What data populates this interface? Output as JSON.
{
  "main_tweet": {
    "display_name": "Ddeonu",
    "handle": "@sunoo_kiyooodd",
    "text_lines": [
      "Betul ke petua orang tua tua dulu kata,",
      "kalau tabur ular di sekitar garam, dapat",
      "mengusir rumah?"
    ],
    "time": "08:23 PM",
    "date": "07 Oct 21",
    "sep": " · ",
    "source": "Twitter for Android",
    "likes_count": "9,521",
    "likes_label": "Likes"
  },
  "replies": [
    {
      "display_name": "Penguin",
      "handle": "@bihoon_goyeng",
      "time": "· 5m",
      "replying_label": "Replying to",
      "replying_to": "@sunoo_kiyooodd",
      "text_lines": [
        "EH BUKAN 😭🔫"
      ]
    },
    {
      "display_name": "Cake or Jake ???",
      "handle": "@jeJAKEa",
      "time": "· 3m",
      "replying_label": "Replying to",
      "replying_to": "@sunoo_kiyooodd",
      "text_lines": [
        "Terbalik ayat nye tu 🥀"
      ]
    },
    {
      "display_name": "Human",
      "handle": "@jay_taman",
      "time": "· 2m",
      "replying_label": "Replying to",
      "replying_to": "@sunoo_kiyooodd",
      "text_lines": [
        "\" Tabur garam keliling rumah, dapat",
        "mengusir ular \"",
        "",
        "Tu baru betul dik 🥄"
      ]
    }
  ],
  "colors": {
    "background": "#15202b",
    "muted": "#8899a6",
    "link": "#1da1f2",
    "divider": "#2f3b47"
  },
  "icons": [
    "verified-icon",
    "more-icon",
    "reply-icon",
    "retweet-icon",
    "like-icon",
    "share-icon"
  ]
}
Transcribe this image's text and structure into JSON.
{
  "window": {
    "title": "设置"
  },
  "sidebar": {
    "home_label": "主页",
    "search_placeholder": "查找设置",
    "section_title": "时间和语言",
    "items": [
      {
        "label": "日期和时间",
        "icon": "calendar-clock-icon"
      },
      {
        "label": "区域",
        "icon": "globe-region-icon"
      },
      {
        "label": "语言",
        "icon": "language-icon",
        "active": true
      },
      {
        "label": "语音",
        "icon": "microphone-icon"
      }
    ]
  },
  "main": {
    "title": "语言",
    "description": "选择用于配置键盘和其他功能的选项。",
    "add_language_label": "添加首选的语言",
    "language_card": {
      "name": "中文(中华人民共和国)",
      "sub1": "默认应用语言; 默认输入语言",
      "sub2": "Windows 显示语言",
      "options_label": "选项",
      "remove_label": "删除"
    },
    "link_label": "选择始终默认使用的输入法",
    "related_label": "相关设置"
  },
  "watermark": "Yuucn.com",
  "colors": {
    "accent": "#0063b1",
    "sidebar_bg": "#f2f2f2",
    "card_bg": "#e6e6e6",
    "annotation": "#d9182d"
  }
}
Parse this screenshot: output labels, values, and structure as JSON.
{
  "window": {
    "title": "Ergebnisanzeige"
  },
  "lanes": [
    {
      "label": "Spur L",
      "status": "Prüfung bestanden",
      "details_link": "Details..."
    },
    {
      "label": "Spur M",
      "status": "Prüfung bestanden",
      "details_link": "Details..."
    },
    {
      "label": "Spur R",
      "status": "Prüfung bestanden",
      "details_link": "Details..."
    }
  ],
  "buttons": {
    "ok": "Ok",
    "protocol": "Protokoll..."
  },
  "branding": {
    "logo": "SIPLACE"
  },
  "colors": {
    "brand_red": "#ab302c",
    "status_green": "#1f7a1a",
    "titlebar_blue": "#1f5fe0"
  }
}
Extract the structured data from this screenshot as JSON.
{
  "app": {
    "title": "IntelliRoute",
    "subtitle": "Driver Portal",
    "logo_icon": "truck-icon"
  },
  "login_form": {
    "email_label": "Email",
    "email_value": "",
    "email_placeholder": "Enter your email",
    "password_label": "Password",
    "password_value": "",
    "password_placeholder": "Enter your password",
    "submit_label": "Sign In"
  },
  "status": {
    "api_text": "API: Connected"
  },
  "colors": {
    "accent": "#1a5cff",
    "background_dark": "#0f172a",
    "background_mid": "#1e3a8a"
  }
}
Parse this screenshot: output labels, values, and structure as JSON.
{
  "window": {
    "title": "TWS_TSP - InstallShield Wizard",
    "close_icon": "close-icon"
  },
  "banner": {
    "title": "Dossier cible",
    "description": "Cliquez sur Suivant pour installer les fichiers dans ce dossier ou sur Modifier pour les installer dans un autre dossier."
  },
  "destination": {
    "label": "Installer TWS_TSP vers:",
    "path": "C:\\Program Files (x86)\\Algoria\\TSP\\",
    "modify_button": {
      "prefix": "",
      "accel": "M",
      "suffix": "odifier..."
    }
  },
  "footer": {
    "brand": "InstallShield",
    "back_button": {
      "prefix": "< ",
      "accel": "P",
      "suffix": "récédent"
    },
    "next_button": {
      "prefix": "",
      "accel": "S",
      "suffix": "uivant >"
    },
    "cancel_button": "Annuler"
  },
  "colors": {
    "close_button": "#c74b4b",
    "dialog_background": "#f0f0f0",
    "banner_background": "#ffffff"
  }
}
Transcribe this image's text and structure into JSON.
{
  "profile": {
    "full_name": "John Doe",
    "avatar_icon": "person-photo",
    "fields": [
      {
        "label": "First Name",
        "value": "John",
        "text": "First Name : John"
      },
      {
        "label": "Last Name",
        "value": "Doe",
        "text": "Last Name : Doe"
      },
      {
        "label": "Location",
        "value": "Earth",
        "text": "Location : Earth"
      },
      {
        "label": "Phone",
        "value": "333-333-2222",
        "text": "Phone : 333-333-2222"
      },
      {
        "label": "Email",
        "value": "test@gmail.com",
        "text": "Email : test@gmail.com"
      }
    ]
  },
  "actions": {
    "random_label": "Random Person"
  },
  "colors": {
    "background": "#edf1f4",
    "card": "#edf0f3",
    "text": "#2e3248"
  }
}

....

Quote all of the entries verbatim.

:: PROBLEM SOLUTION ::
What data populates this interface? Output as JSON.
{
  "main_tweet": {
    "display_name": "Ddeonu",
    "handle": "@sunoo_kiyooodd",
    "text_lines": [
      "Betul ke petua orang tua tua dulu kata,",
      "kalau tabur ular di sekitar garam, dapat",
      "mengusir rumah?"
    ],
    "time": "08:23 PM",
    "date": "07 Oct 21",
    "sep": " · ",
    "source": "Twitter for Android",
    "likes_count": "9,521",
    "likes_label": "Likes"
  },
  "replies": [
    {
      "display_name": "Penguin",
      "handle": "@bihoon_goyeng",
      "time": "· 5m",
      "replying_label": "Replying to",
      "replying_to": "@sunoo_kiyooodd",
      "text_lines": [
        "EH BUKAN 😭🔫"
      ]
    },
    {
      "display_name": "Cake or Jake ???",
      "handle": "@jeJAKEa",
      "time": "· 3m",
      "replying_label": "Replying to",
      "replying_to": "@sunoo_kiyooodd",
      "text_lines": [
        "Terbalik ayat nye tu 🥀"
      ]
    },
    {
      "display_name": "Human",
      "handle": "@jay_taman",
      "time": "· 2m",
      "replying_label": "Replying to",
      "replying_to": "@sunoo_kiyooodd",
      "text_lines": [
        "\" Tabur garam keliling rumah, dapat",
        "mengusir ular \"",
        "",
        "Tu baru betul dik 🥄"
      ]
    }
  ],
  "colors": {
    "background": "#15202b",
    "muted": "#8899a6",
    "link": "#1da1f2",
    "divider": "#2f3b47"
  },
  "icons": [
    "verified-icon",
    "more-icon",
    "reply-icon",
    "retweet-icon",
    "like-icon",
    "share-icon"
  ]
}
Transcribe this image's text and structure into JSON.
{
  "window": {
    "title": "设置"
  },
  "sidebar": {
    "home_label": "主页",
    "search_placeholder": "查找设置",
    "section_title": "时间和语言",
    "items": [
      {
        "label": "日期和时间",
        "icon": "calendar-clock-icon"
      },
      {
        "label": "区域",
        "icon": "globe-region-icon"
      },
      {
        "label": "语言",
        "icon": "language-icon",
        "active": true
      },
      {
        "label": "语音",
        "icon": "microphone-icon"
      }
    ]
  },
  "main": {
    "title": "语言",
    "description": "选择用于配置键盘和其他功能的选项。",
    "add_language_label": "添加首选的语言",
    "language_card": {
      "name": "中文(中华人民共和国)",
      "sub1": "默认应用语言; 默认输入语言",
      "sub2": "Windows 显示语言",
      "options_label": "选项",
      "remove_label": "删除"
    },
    "link_label": "选择始终默认使用的输入法",
    "related_label": "相关设置"
  },
  "watermark": "Yuucn.com",
  "colors": {
    "accent": "#0063b1",
    "sidebar_bg": "#f2f2f2",
    "card_bg": "#e6e6e6",
    "annotation": "#d9182d"
  }
}
Parse this screenshot: output labels, values, and structure as JSON.
{
  "window": {
    "title": "Ergebnisanzeige"
  },
  "lanes": [
    {
      "label": "Spur L",
      "status": "Prüfung bestanden",
      "details_link": "Details..."
    },
    {
      "label": "Spur M",
      "status": "Prüfung bestanden",
      "details_link": "Details..."
    },
    {
      "label": "Spur R",
      "status": "Prüfung bestanden",
      "details_link": "Details..."
    }
  ],
  "buttons": {
    "ok": "Ok",
    "protocol": "Protokoll..."
  },
  "branding": {
    "logo": "SIPLACE"
  },
  "colors": {
    "brand_red": "#ab302c",
    "status_green": "#1f7a1a",
    "titlebar_blue": "#1f5fe0"
  }
}
Extract the structured data from this screenshot as JSON.
{
  "app": {
    "title": "IntelliRoute",
    "subtitle": "Driver Portal",
    "logo_icon": "truck-icon"
  },
  "login_form": {
    "email_label": "Email",
    "email_value": "",
    "email_placeholder": "Enter your email",
    "password_label": "Password",
    "password_value": "",
    "password_placeholder": "Enter your password",
    "submit_label": "Sign In"
  },
  "status": {
    "api_text": "API: Connected"
  },
  "colors": {
    "accent": "#1a5cff",
    "background_dark": "#0f172a",
    "background_mid": "#1e3a8a"
  }
}
Parse this screenshot: output labels, values, and structure as JSON.
{
  "window": {
    "title": "TWS_TSP - InstallShield Wizard",
    "close_icon": "close-icon"
  },
  "banner": {
    "title": "Dossier cible",
    "description": "Cliquez sur Suivant pour installer les fichiers dans ce dossier ou sur Modifier pour les installer dans un autre dossier."
  },
  "destination": {
    "label": "Installer TWS_TSP vers:",
    "path": "C:\\Program Files (x86)\\Algoria\\TSP\\",
    "modify_button": {
      "prefix": "",
      "accel": "M",
      "suffix": "odifier..."
    }
  },
  "footer": {
    "brand": "InstallShield",
    "back_button": {
      "prefix": "< ",
      "accel": "P",
      "suffix": "récédent"
    },
    "next_button": {
      "prefix": "",
      "accel": "S",
      "suffix": "uivant >"
    },
    "cancel_button": "Annuler"
  },
  "colors": {
    "close_button": "#c74b4b",
    "dialog_background": "#f0f0f0",
    "banner_background": "#ffffff"
  }
}
Transcribe this image's text and structure into JSON.
{
  "profile": {
    "full_name": "John Doe",
    "avatar_icon": "person-photo",
    "fields": [
      {
        "label": "First Name",
        "value": "John",
        "text": "First Name : John"
      },
      {
        "label": "Last Name",
        "value": "Doe",
        "text": "Last Name : Doe"
      },
      {
        "label": "Location",
        "value": "Earth",
        "text": "Location : Earth"
      },
      {
        "label": "Phone",
        "value": "333-333-2222",
        "text": "Phone : 333-333-2222"
      },
      {
        "label": "Email",
        "value": "test@gmail.com",
        "text": "Email : test@gmail.com"
      }
    ]
  },
  "actions": {
    "random_label": "Random Person"
  },
  "colors": {
    "background": "#edf1f4",
    "card": "#edf0f3",
    "text": "#2e3248"
  }
}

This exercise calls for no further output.